SHORT TASK | Write out all of the records precisely. Skip anything that is a picture.

## Begin GIVEN RECORDS

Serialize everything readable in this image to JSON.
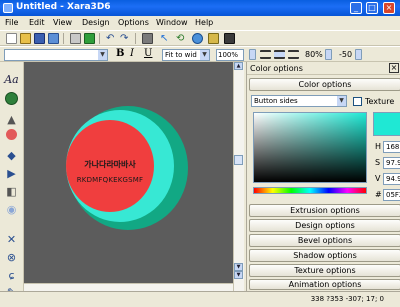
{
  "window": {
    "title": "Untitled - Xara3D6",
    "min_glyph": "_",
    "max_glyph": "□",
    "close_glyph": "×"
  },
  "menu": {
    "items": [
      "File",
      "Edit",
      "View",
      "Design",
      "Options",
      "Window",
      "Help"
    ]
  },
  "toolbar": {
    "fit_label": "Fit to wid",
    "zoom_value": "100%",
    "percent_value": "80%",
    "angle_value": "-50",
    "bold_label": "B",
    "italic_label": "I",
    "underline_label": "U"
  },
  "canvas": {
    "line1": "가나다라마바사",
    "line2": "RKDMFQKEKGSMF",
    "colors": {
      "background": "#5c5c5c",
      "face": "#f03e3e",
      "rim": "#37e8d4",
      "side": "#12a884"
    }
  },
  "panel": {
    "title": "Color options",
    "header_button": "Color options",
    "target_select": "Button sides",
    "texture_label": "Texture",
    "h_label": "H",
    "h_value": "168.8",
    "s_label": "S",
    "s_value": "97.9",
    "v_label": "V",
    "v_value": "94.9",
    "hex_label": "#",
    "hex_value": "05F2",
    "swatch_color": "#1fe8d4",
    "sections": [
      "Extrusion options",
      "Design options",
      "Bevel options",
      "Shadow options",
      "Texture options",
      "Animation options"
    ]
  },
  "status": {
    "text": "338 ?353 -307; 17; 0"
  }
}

## End GIVEN RECORDS

RESPONSE TO THIS EXERCISE |
Serialize everything readable in this image to JSON.
{
  "window": {
    "title": "Untitled - Xara3D6",
    "min_glyph": "_",
    "max_glyph": "□",
    "close_glyph": "×"
  },
  "menu": {
    "items": [
      "File",
      "Edit",
      "View",
      "Design",
      "Options",
      "Window",
      "Help"
    ]
  },
  "toolbar": {
    "fit_label": "Fit to wid",
    "zoom_value": "100%",
    "percent_value": "80%",
    "angle_value": "-50",
    "bold_label": "B",
    "italic_label": "I",
    "underline_label": "U"
  },
  "canvas": {
    "line1": "가나다라마바사",
    "line2": "RKDMFQKEKGSMF",
    "colors": {
      "background": "#5c5c5c",
      "face": "#f03e3e",
      "rim": "#37e8d4",
      "side": "#12a884"
    }
  },
  "panel": {
    "title": "Color options",
    "header_button": "Color options",
    "target_select": "Button sides",
    "texture_label": "Texture",
    "h_label": "H",
    "h_value": "168.8",
    "s_label": "S",
    "s_value": "97.9",
    "v_label": "V",
    "v_value": "94.9",
    "hex_label": "#",
    "hex_value": "05F2",
    "swatch_color": "#1fe8d4",
    "sections": [
      "Extrusion options",
      "Design options",
      "Bevel options",
      "Shadow options",
      "Texture options",
      "Animation options"
    ]
  },
  "status": {
    "text": "338 ?353 -307; 17; 0"
  }
}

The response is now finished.